- Original authors: Goverlan, Inc.
- Developers: Goverlan, Inc.
- Release: 1998
- Stable release: v9.01 / December 21, 2018; 7 years ago
- Written in: C++
- Operating system: Microsoft Windows Mac OS X
- Type: Remote administration, Remote desktop software, remote support, IT Asset Management
- Website: goverlan.com

= Goverlan Systems Management =

Goverlan Reach Systems Management is an on-premises client management software used primarily for tasks such as remote control, active directory management, configuration change management, and reporting within a Windows IT Infrastructure.

==History==
Goverlan Reach, initially developed in 1996 for internal use at a New York City investment bank, later became a commercial product with the incorporation of Goverlan, Inc. in 1998.

In 2023, Goverlan (PJ Technologies) was acquired by EasyVista. The acquisition integrated Goverlan’s remote control, endpoint management, and IT process automation technologies into the EasyVista product portfolio.

==Features==
Goverlan Reach provides various functionalities including remote support, IT process automation, software installation, inventory management, and remote control. The software includes tools for displaying system information, mapping printers, and Wake-on-LAN settings.

=== Remote Control ===
Goverlan Reach Remote Control (RC) is a remote desktop support software option for IT specialists. Goverlan allows for remote control and desktop sharing. With Goverlan, administrators can remote shadow multiple client sessions in a single pane and multiple administrators can participate in a single remote control session. In addition, an administrator can capture screenshots or video recordings during a remote session.
There are other features that Goverlan Remote Control supports such as: remote assistance with the ability to connect to computers over the internet, transfer files, or view multiple sessions in one screen and control bandwidth used during a remote session. Goverlan supports Citrix XenApp and Microsoft Terminal Services shadowing.

-*-

_What you will do_
a) In the Goverlan article, which company acquired Goverlan in 2023?
b) Pick up the Goverlan article after its last sentence and carry it on.

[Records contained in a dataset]
-*-

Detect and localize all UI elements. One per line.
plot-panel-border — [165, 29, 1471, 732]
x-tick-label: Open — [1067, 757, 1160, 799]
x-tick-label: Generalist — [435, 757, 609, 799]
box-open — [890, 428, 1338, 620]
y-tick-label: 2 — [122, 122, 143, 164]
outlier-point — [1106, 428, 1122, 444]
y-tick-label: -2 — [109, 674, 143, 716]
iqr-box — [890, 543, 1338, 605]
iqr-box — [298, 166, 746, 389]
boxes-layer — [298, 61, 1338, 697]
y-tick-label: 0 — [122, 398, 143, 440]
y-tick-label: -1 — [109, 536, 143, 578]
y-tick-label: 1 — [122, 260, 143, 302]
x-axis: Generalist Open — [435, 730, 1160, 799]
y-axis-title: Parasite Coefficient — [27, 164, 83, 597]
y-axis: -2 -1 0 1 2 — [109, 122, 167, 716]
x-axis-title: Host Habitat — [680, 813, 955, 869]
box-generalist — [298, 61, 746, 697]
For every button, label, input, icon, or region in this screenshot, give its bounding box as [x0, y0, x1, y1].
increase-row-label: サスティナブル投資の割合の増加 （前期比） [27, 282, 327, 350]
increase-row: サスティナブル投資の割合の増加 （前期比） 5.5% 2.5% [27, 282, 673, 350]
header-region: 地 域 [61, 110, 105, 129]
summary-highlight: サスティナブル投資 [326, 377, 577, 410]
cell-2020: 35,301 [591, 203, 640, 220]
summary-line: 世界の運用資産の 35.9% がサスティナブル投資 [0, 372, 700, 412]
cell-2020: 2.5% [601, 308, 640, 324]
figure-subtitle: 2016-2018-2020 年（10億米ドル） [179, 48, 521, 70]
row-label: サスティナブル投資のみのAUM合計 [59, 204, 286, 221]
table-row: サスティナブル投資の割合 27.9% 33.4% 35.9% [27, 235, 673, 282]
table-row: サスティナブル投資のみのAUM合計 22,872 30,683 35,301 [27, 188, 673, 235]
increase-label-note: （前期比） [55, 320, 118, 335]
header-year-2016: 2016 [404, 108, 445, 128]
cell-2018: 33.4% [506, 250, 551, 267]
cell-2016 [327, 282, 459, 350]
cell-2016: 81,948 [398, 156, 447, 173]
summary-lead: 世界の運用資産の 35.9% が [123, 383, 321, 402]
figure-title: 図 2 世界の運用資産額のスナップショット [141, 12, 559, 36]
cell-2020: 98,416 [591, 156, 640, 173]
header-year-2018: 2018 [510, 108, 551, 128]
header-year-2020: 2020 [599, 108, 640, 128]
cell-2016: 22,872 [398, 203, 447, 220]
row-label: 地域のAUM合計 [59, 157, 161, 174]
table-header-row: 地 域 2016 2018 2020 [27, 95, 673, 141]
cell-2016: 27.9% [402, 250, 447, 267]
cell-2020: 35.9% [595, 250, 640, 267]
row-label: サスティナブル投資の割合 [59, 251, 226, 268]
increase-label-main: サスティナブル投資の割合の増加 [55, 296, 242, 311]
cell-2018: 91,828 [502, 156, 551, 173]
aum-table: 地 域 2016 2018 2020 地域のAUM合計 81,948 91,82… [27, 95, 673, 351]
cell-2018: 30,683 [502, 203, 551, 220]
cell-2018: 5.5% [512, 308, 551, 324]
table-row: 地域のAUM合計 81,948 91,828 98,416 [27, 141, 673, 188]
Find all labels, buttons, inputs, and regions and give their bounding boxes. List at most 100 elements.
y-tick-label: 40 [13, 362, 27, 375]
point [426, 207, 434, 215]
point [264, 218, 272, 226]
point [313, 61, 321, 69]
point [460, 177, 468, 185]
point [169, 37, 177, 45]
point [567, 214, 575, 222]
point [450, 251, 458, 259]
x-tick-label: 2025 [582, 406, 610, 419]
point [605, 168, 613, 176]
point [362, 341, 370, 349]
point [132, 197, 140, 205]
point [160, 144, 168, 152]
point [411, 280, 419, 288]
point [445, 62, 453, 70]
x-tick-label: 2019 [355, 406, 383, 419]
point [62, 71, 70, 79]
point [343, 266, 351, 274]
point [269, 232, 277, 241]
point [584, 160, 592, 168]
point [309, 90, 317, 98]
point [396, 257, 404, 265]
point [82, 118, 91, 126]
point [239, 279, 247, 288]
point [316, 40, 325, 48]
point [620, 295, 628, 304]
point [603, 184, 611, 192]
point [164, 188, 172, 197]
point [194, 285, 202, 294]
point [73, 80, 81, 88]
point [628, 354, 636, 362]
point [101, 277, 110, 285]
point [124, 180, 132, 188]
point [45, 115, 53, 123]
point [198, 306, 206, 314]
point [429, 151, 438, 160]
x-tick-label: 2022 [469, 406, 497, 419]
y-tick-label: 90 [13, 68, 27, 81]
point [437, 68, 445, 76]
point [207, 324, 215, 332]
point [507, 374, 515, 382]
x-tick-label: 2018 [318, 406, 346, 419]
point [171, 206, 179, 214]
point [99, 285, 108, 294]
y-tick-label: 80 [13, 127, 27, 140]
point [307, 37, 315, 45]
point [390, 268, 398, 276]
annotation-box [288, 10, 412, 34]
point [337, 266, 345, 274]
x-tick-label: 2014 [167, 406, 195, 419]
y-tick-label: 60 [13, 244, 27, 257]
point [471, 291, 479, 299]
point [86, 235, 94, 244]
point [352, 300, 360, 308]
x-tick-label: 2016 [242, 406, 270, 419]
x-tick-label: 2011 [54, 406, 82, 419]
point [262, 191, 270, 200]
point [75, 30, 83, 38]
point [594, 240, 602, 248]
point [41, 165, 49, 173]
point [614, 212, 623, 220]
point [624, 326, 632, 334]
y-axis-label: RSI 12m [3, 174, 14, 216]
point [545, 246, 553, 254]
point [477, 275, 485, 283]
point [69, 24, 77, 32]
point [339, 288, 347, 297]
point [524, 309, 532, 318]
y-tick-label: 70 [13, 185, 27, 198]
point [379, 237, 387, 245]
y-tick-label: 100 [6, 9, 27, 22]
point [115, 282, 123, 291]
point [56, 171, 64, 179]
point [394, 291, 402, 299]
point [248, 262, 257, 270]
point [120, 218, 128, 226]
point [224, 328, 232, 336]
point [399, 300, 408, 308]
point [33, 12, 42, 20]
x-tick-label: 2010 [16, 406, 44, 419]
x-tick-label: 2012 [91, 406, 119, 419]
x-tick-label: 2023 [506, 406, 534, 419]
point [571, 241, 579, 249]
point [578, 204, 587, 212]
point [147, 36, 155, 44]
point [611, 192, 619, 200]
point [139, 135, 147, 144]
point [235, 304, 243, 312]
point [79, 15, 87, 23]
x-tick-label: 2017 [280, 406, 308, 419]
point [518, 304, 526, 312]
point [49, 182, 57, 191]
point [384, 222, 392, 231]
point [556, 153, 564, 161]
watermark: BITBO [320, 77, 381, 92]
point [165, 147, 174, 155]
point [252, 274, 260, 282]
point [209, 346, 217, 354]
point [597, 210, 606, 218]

-*-

_Task-by-task outputs_
a) EasyVista acquired Goverlan (PJ Technologies) in 2023.

b)
===Behind-the-scenes systems management===
The Goverlan Administration & Diagnostics tool integrates into an existing Active Directory (AD) organization unit (OU) structure for Windows Systems management. Goverlan can perform remote administration on a single machine, group of machines, or entire domain. Goverlan is compatible with VDI, RDP, and Citrix deployments.

===Global IT Process Automation module===
The Goverlan IT Process Automation module allows IT administrators to manage various objects such as : software updates, reports generation, adding or removing registry keys, or any other actions that can be applied to a single computer or a network. Scope Actions allow IT administrators to execute configuration management tasks on client machines, query machines, collect information about user logged-in machines, hardware, software, or processes, and remote monitor workstations in real time, as opposed to retrieving information from a database. IT administrators may also use Goverlan for patch management to push patches to servers or workstations.

===WMIX===
WMIX is Goverlan free WMI Explorer which generates WMI queries using the WQL wizard and exports custom queries to other Windows. The WMIX tool makes use of pre-existing Windows Management Instrumentation scripts within an interface. A technician can generate a VBScript by defining parameters and clicking the generate script button.

==Technologies==
- LDAP – The Lightweight Directory Access Protocol is used by Goverlan for Active Directory integration.
- WMI – The Windows Management Instrumentation technology is used by Goverlan to expose agent-free systems management services to Windows systems.
- Intel vPro AMT – The Intel Active Management Technology allows the out-of-band management of Intel vPro ready systems regardless of the system's power state.

==Security==
Goverlan Systems Management Software provides the following security features:
- AES 256 bit Encryption (Windows Vista and later) or RSA 128 bit Encryption (Windows XP and earlier).
- Microsoft Security Support Provider Interface technology (SSPI) securely authenticates the identity of the person initiating a connection. SSPI is also used to impersonate the identity of this person on the client machine. Using the identity and privileges of the person who initiated the remote control session, the remote control session is either authorized or rejected.
- Central or machine level auditing of executed remote control sessions.
- Agents communicate through a single, encrypted TCP port.

==Limitations==
Goverlan's desktop software can only be installed on Windows based computers (Windows XP and Above). Goverlan client agents can only be installed on Windows based computers (Windows 2000 and above) Goverlan requires the installation of client agents. However, client agents can be installed via a network rather than independently.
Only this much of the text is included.